- [Page excerpt]:
_ _ _

Credit: Molly Saunders; Getty
Under Her Eye
“My 13-year-old heart exploded”: looking back at the hidden queer love story in Brokedown Palace
By Iman Qureshi
3 years ago
2 min read
2022 marks the 50th anniversary of the UK’s first official Pride march. To celebrate this milestone, Stylist is carving out space for stories of LGBTQ+ joy in our new series, The Moment That Made Me, in which we invite LGBTQ+ writers to reflect upon the moments they first felt seen and heard in popular culture. Here, playwright Iman Qureshi reflects upon the queer legacy of Brokedown Palace.
Saudi Arabia in the 90s was a place like no other. Famously, women were not allowed to drive. But that was just the tip of the enormous iceberg of control and oppression.
Women had to wear black gowns called abayas over their clothes, and most would also wear a head and face covering too. They couldn’t work in public facing jobs such as shops, and restaurants were segregated into two areas: the ‘family section’ where women were permitted to be with children and their male spouses, and a singles section, chock full of men. Family sections were always concealed from view of the general public.

_ _ _

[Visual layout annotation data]
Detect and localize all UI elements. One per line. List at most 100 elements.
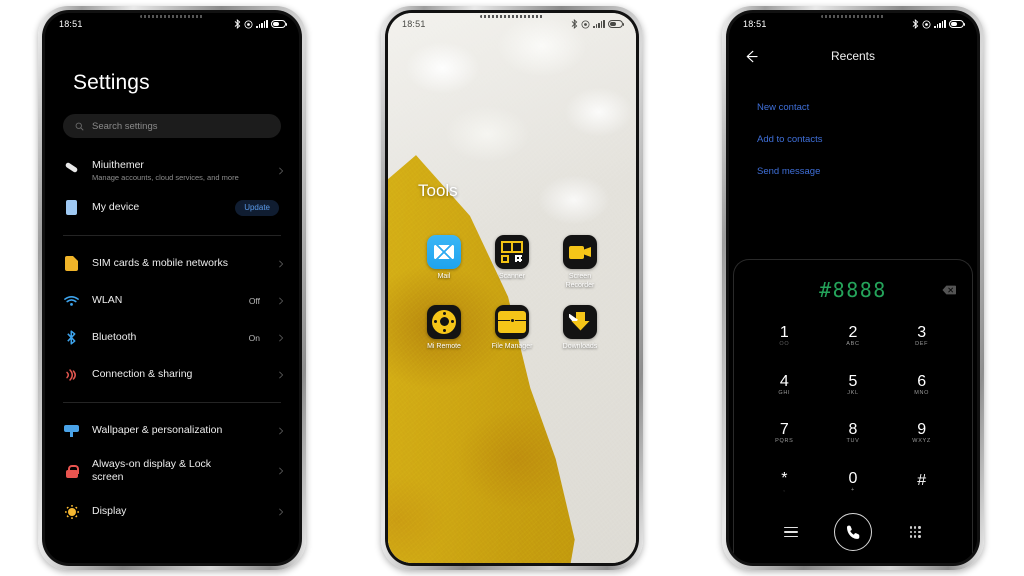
search-icon [75,122,84,131]
phone-home-screen: 18:51 Tools Mail Scanner Screen Recorder… [381,6,643,570]
key-letters: DEF [915,341,929,347]
quick-links: New contact Add to contacts Send message [729,77,977,187]
app-mi-remote[interactable]: Mi Remote [410,304,478,352]
key-digit: 3 [917,324,927,341]
key-digit: 5 [848,372,858,390]
status-time: 18:51 [402,19,426,29]
phone-screen-dialer: 18:51 Recents New contact Add to contact… [729,13,977,563]
sidebar-item-wlan[interactable]: WLAN Off [45,282,299,319]
settings-row-value: On [248,332,260,343]
key-9[interactable]: 9 WXYZ [887,409,956,458]
location-icon [581,20,590,28]
settings-row-label: Miuithemer [92,158,144,171]
dialpad-button[interactable] [884,526,946,538]
earpiece-grille-icon [140,15,204,18]
location-icon [922,20,931,28]
phone-settings: 18:51 Settings Search settings Miuitheme… [38,6,306,570]
app-file-manager[interactable]: File Manager [478,304,546,352]
tools-folder: 18:51 Tools Mail Scanner Screen Recorder… [388,13,636,563]
sidebar-item-display[interactable]: Display [45,493,299,530]
call-button[interactable] [834,513,872,551]
phone-screen-settings: 18:51 Settings Search settings Miuitheme… [45,13,299,563]
settings-list: Miuithemer Manage accounts, cloud servic… [45,152,299,530]
phone-bezel: 18:51 Recents New contact Add to contact… [726,10,980,566]
key-letters: TUV [846,438,860,444]
sidebar-item-miuithemer[interactable]: Miuithemer Manage accounts, cloud servic… [45,152,299,189]
dialed-number: #8888 [819,278,887,302]
battery-icon [608,20,625,28]
settings-row-label: SIM cards & mobile networks [92,256,228,269]
mail-envelope-icon [427,235,461,269]
update-badge[interactable]: Update [235,199,279,216]
settings-row-label: WLAN [92,293,123,306]
key-digit: 0 [848,469,858,487]
key-8[interactable]: 8 TUV [819,409,888,458]
wifi-icon [63,295,80,307]
bluetooth-icon [234,19,241,29]
link-send-message[interactable]: Send message [757,155,949,187]
signal-bars-icon [256,19,268,28]
settings-row-label: Bluetooth [92,330,137,343]
app-scanner[interactable]: Scanner [478,235,546,291]
chevron-right-icon [279,297,284,304]
menu-button[interactable] [760,526,822,538]
phone-screen-home: 18:51 Tools Mail Scanner Screen Recorder… [388,13,636,563]
status-icons [912,19,966,29]
sidebar-item-aod-lock-screen[interactable]: Always-on display & Lock screen [45,449,299,493]
search-input[interactable]: Search settings [63,114,281,138]
brightness-sun-icon [63,504,80,519]
app-screen-recorder[interactable]: Screen Recorder [546,235,614,291]
phone-handset-icon [846,525,859,539]
settings-row-label: Display [92,504,127,517]
key-digit: 9 [917,421,927,438]
key-2[interactable]: 2 ABC [819,312,888,361]
number-display[interactable]: #8888 [748,274,958,306]
key-digit: * [781,469,788,487]
key-digit: 4 [779,372,789,390]
link-new-contact[interactable]: New contact [757,91,949,123]
key-4[interactable]: 4 GHI [750,361,819,410]
app-label: Scanner [498,273,526,280]
earpiece-grille-icon [480,15,544,18]
settings-row-label: Wallpaper & personalization [92,423,223,436]
key-1[interactable]: 1 OO [750,312,819,361]
key-letters: WXYZ [912,438,931,444]
chevron-right-icon [279,467,284,475]
key-6[interactable]: 6 MNO [887,361,956,410]
app-mail[interactable]: Mail [410,235,478,291]
phone-bezel: 18:51 Tools Mail Scanner Screen Recorder… [385,10,639,566]
settings-row-label: My device [92,200,140,213]
sidebar-item-sim-cards[interactable]: SIM cards & mobile networks [45,245,299,282]
sidebar-item-bluetooth[interactable]: Bluetooth On [45,319,299,356]
device-icon [63,200,80,215]
app-label: Downloads [562,342,598,350]
signal-bars-icon [934,19,946,28]
key-5[interactable]: 5 JKL [819,361,888,410]
sidebar-item-my-device[interactable]: My device Update [45,189,299,226]
app-downloads[interactable]: Downloads [546,304,614,352]
battery-icon [949,20,966,28]
key-star[interactable]: *, [750,458,819,507]
signal-bars-icon [593,19,605,28]
menu-hamburger-icon [784,526,798,538]
key-hash[interactable]: # [887,458,956,507]
dialer-app: 18:51 Recents New contact Add to contact… [729,13,977,563]
key-0[interactable]: 0 + [819,458,888,507]
earpiece-grille-icon [821,15,885,18]
app-grid: Mail Scanner Screen Recorder Mi Remote F… [388,235,636,351]
key-7[interactable]: 7 PQRS [750,409,819,458]
divider [63,235,281,236]
key-3[interactable]: 3 DEF [887,312,956,361]
backspace-icon[interactable] [942,285,956,296]
dialer-header: Recents [729,35,977,77]
link-add-to-contacts[interactable]: Add to contacts [757,123,949,155]
sidebar-item-wallpaper[interactable]: Wallpaper & personalization [45,412,299,449]
sidebar-item-connection-sharing[interactable]: Connection & sharing [45,356,299,393]
wallpaper-icon [63,424,80,437]
key-letters: ABC [846,341,860,347]
bluetooth-icon [571,19,578,29]
screenshot-stage: 18:51 Settings Search settings Miuitheme… [0,0,1024,576]
app-label: Mail [437,273,451,280]
chevron-right-icon [279,508,284,515]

_ _ _

- [Stated task A]: Check each statement against the Brokedown Palace excerpt. Answer yes or no, and quote the words that decide it. (i) The series the excerpt introduces is called The Moment That Made Me. (ii) In 90s Saudi Arabia, women could work in shops. (iii) Restaurant family sections were open to public view.
- [Stated task B]: Summarize the Brokedown Palace excerpt in two sentences.
- [Stated task C]: Resume the Brokedown Palace excerpt, starting right after its last sentence.

- [Right answer A]:
(i) Yes: "in our new series, The Moment That Made Me"
(ii) No: "They couldn’t work in public facing jobs such as shops"
(iii) No: "Family sections were always concealed from view of the general public."

- [Right answer B]: To mark the 50th anniversary of the UK's first official Pride march, Stylist is running a series in which LGBTQ+ writers reflect on the moments they first felt seen in popular culture, and in this one playwright Iman Qureshi reflects on the queer legacy of Brokedown Palace. Qureshi first describes Saudi Arabia in the 90s, where women were not allowed to drive, had to wear abayas, and could not work in public-facing jobs, and where restaurants were segregated into a concealed family section and a singles section full of men.

- [Right answer C]:
Bookshops were also limited, and much of what came in was heavily vetted or censored. A map of the world in an Atlas would black out the word ‘Israel’. Magazines would frequently black out women’s flesh. I often wondered whose job it was to sit in an office with a bulk box of sharpies flipping through Good Housekeeping, Top Gear and John Grisham novels, redacting anything the Saudi government willed not to exist.
There were no cinemas, no theatres. There was a single VHS store in which women were not allowed. The storekeeper would risk his job to keep a careful watch for the religious police, while my mother and I snuck in to browse and quickly pick our rental for the week. Snogging scenes were censored. Sometimes the cuts were so blunt it was hard to piece the story back together. Other times, I wouldn’t even realise something was missing until I rewatched the film on a flight or on holiday, and was given a delicious gift of steamy new scenes.
Credit: Iman Qureshi
My British school in Saudi participated in a mail order book club, and every year, we could order books that came straight from the UK. But even these were only slightly better. The UK was still in the grips of Section 28, and LGBTQ+ identities and issues weren’t taught in British schools. There was nothing remotely queer in the books that were flown in, either.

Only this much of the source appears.